Start of Records to use

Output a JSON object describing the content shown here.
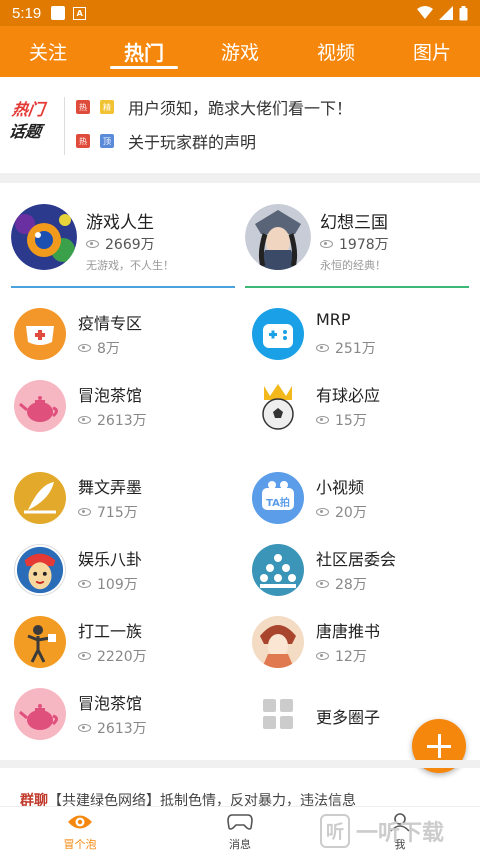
{
  "status_bar": {
    "time": "5:19",
    "icon_a": "A"
  },
  "top_nav": {
    "tabs": [
      {
        "label": "关注",
        "active": false
      },
      {
        "label": "热门",
        "active": true
      },
      {
        "label": "游戏",
        "active": false
      },
      {
        "label": "视频",
        "active": false
      },
      {
        "label": "图片",
        "active": false
      }
    ]
  },
  "hot_topics": {
    "logo_line1": "热门",
    "logo_line2": "话题",
    "items": [
      {
        "badge1": "热",
        "badge2": "精",
        "text": "用户须知，跪求大佬们看一下！"
      },
      {
        "badge1": "热",
        "badge2": "顶",
        "text": "关于玩家群的声明"
      }
    ]
  },
  "featured": [
    {
      "name": "游戏人生",
      "views": "2669万",
      "slogan": "无游戏，不人生！",
      "underline_color": "#4aa3df"
    },
    {
      "name": "幻想三国",
      "views": "1978万",
      "slogan": "永恒的经典！",
      "underline_color": "#3cb878"
    }
  ],
  "circles": [
    {
      "name": "疫情专区",
      "views": "8万",
      "icon": "mask-icon"
    },
    {
      "name": "MRP",
      "views": "251万",
      "icon": "gamepad-icon"
    },
    {
      "name": "冒泡茶馆",
      "views": "2613万",
      "icon": "teapot-icon"
    },
    {
      "name": "有球必应",
      "views": "15万",
      "icon": "soccer-icon"
    },
    {
      "name": "舞文弄墨",
      "views": "715万",
      "icon": "quill-icon"
    },
    {
      "name": "小视频",
      "views": "20万",
      "icon": "video-icon",
      "icon_text": "TA拍"
    },
    {
      "name": "娱乐八卦",
      "views": "109万",
      "icon": "opera-mask-icon"
    },
    {
      "name": "社区居委会",
      "views": "28万",
      "icon": "community-icon"
    },
    {
      "name": "打工一族",
      "views": "2220万",
      "icon": "worker-icon"
    },
    {
      "name": "唐唐推书",
      "views": "12万",
      "icon": "book-girl-icon"
    },
    {
      "name": "冒泡茶馆",
      "views": "2613万",
      "icon": "teapot-icon"
    },
    {
      "name": "更多圈子",
      "views": "",
      "icon": "grid-icon"
    }
  ],
  "peek_text": {
    "prefix": "群聊",
    "text": "【共建绿色网络】抵制色情，反对暴力，违法信息"
  },
  "bottom_nav": [
    {
      "label": "冒个泡",
      "icon": "eye-icon",
      "active": true
    },
    {
      "label": "消息",
      "icon": "gamepad-outline-icon",
      "active": false
    },
    {
      "label": "我",
      "icon": "user-icon",
      "active": false
    }
  ],
  "watermark": {
    "icon_text": "听",
    "text": "一听下载"
  },
  "colors": {
    "brand": "#f5870c",
    "statusbar": "#e07a00"
  }
}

End of Records to use

Given task: Skip the images and write out the rest of the listing exactly.

Answer to this problem:
Output a JSON object describing the content shown here.
{
  "status_bar": {
    "time": "5:19",
    "icon_a": "A"
  },
  "top_nav": {
    "tabs": [
      {
        "label": "关注",
        "active": false
      },
      {
        "label": "热门",
        "active": true
      },
      {
        "label": "游戏",
        "active": false
      },
      {
        "label": "视频",
        "active": false
      },
      {
        "label": "图片",
        "active": false
      }
    ]
  },
  "hot_topics": {
    "logo_line1": "热门",
    "logo_line2": "话题",
    "items": [
      {
        "badge1": "热",
        "badge2": "精",
        "text": "用户须知，跪求大佬们看一下！"
      },
      {
        "badge1": "热",
        "badge2": "顶",
        "text": "关于玩家群的声明"
      }
    ]
  },
  "featured": [
    {
      "name": "游戏人生",
      "views": "2669万",
      "slogan": "无游戏，不人生！",
      "underline_color": "#4aa3df"
    },
    {
      "name": "幻想三国",
      "views": "1978万",
      "slogan": "永恒的经典！",
      "underline_color": "#3cb878"
    }
  ],
  "circles": [
    {
      "name": "疫情专区",
      "views": "8万",
      "icon": "mask-icon"
    },
    {
      "name": "MRP",
      "views": "251万",
      "icon": "gamepad-icon"
    },
    {
      "name": "冒泡茶馆",
      "views": "2613万",
      "icon": "teapot-icon"
    },
    {
      "name": "有球必应",
      "views": "15万",
      "icon": "soccer-icon"
    },
    {
      "name": "舞文弄墨",
      "views": "715万",
      "icon": "quill-icon"
    },
    {
      "name": "小视频",
      "views": "20万",
      "icon": "video-icon",
      "icon_text": "TA拍"
    },
    {
      "name": "娱乐八卦",
      "views": "109万",
      "icon": "opera-mask-icon"
    },
    {
      "name": "社区居委会",
      "views": "28万",
      "icon": "community-icon"
    },
    {
      "name": "打工一族",
      "views": "2220万",
      "icon": "worker-icon"
    },
    {
      "name": "唐唐推书",
      "views": "12万",
      "icon": "book-girl-icon"
    },
    {
      "name": "冒泡茶馆",
      "views": "2613万",
      "icon": "teapot-icon"
    },
    {
      "name": "更多圈子",
      "views": "",
      "icon": "grid-icon"
    }
  ],
  "peek_text": {
    "prefix": "群聊",
    "text": "【共建绿色网络】抵制色情，反对暴力，违法信息"
  },
  "bottom_nav": [
    {
      "label": "冒个泡",
      "icon": "eye-icon",
      "active": true
    },
    {
      "label": "消息",
      "icon": "gamepad-outline-icon",
      "active": false
    },
    {
      "label": "我",
      "icon": "user-icon",
      "active": false
    }
  ],
  "watermark": {
    "icon_text": "听",
    "text": "一听下载"
  },
  "colors": {
    "brand": "#f5870c",
    "statusbar": "#e07a00"
  }
}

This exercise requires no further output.